**Available records**
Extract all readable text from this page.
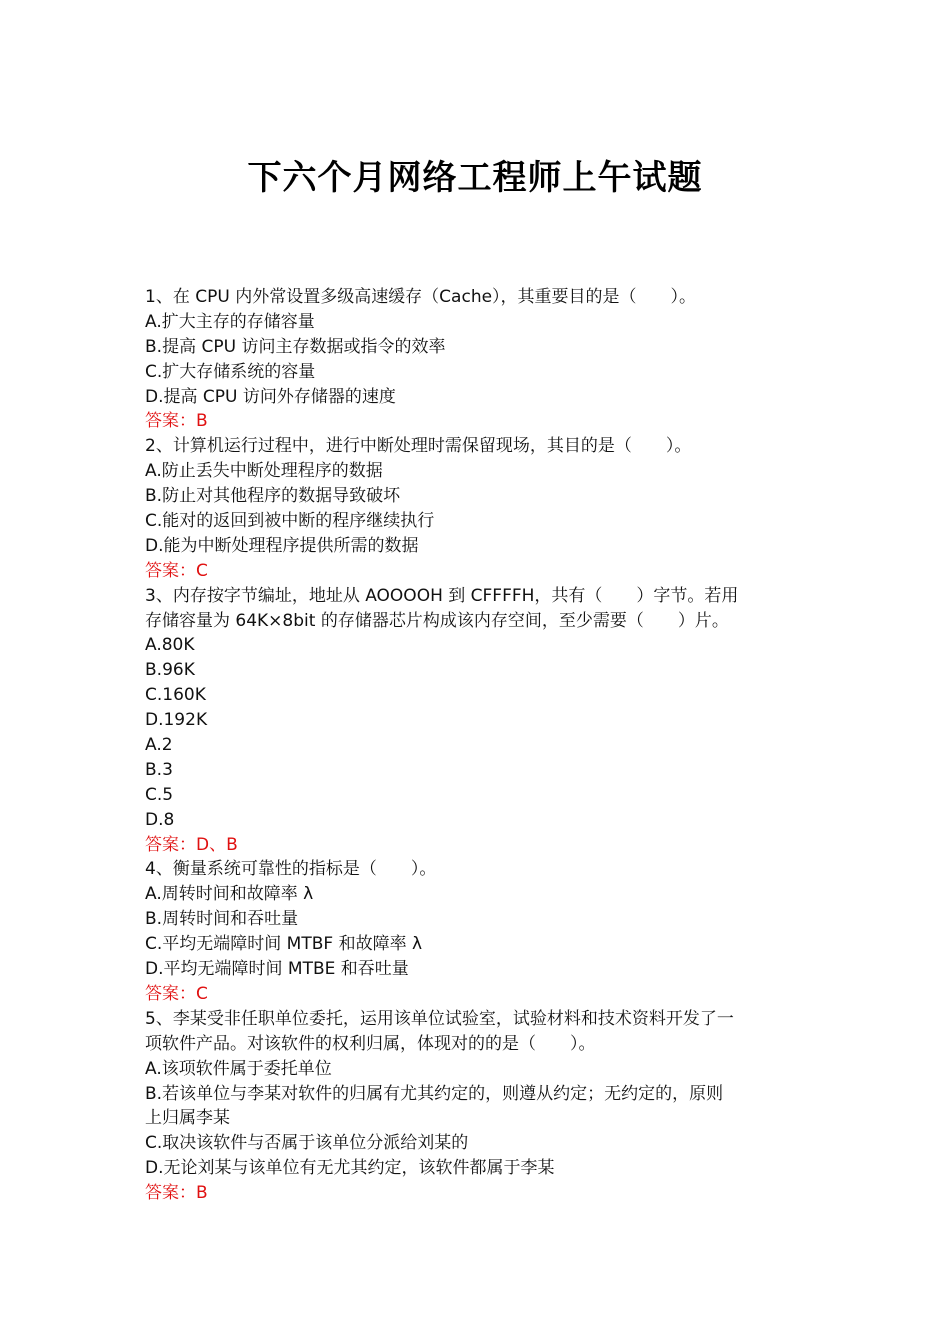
下六个月网络工程师上午试题
1、在 CPU 内外常设置多级高速缓存（Cache），其重要目的是（　　）。
A.扩大主存的存储容量
B.提高 CPU 访问主存数据或指令的效率
C.扩大存储系统的容量
D.提高 CPU 访问外存储器的速度
答案：B
2、计算机运行过程中，进行中断处理时需保留现场，其目的是（　　）。
A.防止丢失中断处理程序的数据
B.防止对其他程序的数据导致破坏
C.能对的返回到被中断的程序继续执行
D.能为中断处理程序提供所需的数据
答案：C
3、内存按字节编址，地址从 AOOOOH 到 CFFFFH，共有（　　）字节。若用
存储容量为 64K×8bit 的存储器芯片构成该内存空间，至少需要（　　）片。
A.80K
B.96K
C.160K
D.192K
A.2
B.3
C.5
D.8
答案：D、B
4、衡量系统可靠性的指标是（　　）。
A.周转时间和故障率 λ
B.周转时间和吞吐量
C.平均无端障时间 MTBF 和故障率 λ
D.平均无端障时间 MTBE 和吞吐量
答案：C
5、李某受非任职单位委托，运用该单位试验室，试验材料和技术资料开发了一
项软件产品。对该软件的权利归属，体现对的的是（　　）。
A.该项软件属于委托单位
B.若该单位与李某对软件的归属有尤其约定的，则遵从约定；无约定的，原则
上归属李某
C.取决该软件与否属于该单位分派给刘某的
D.无论刘某与该单位有无尤其约定，该软件都属于李某
答案：B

**Directions for this task**
Without including any pictures, print all of the material exactly as given.

**The output**
Extract all readable text from this page.
下六个月网络工程师上午试题
1、在 CPU 内外常设置多级高速缓存（Cache），其重要目的是（　　）。
A.扩大主存的存储容量
B.提高 CPU 访问主存数据或指令的效率
C.扩大存储系统的容量
D.提高 CPU 访问外存储器的速度
答案：B
2、计算机运行过程中，进行中断处理时需保留现场，其目的是（　　）。
A.防止丢失中断处理程序的数据
B.防止对其他程序的数据导致破坏
C.能对的返回到被中断的程序继续执行
D.能为中断处理程序提供所需的数据
答案：C
3、内存按字节编址，地址从 AOOOOH 到 CFFFFH，共有（　　）字节。若用
存储容量为 64K×8bit 的存储器芯片构成该内存空间，至少需要（　　）片。
A.80K
B.96K
C.160K
D.192K
A.2
B.3
C.5
D.8
答案：D、B
4、衡量系统可靠性的指标是（　　）。
A.周转时间和故障率 λ
B.周转时间和吞吐量
C.平均无端障时间 MTBF 和故障率 λ
D.平均无端障时间 MTBE 和吞吐量
答案：C
5、李某受非任职单位委托，运用该单位试验室，试验材料和技术资料开发了一
项软件产品。对该软件的权利归属，体现对的的是（　　）。
A.该项软件属于委托单位
B.若该单位与李某对软件的归属有尤其约定的，则遵从约定；无约定的，原则
上归属李某
C.取决该软件与否属于该单位分派给刘某的
D.无论刘某与该单位有无尤其约定，该软件都属于李某
答案：B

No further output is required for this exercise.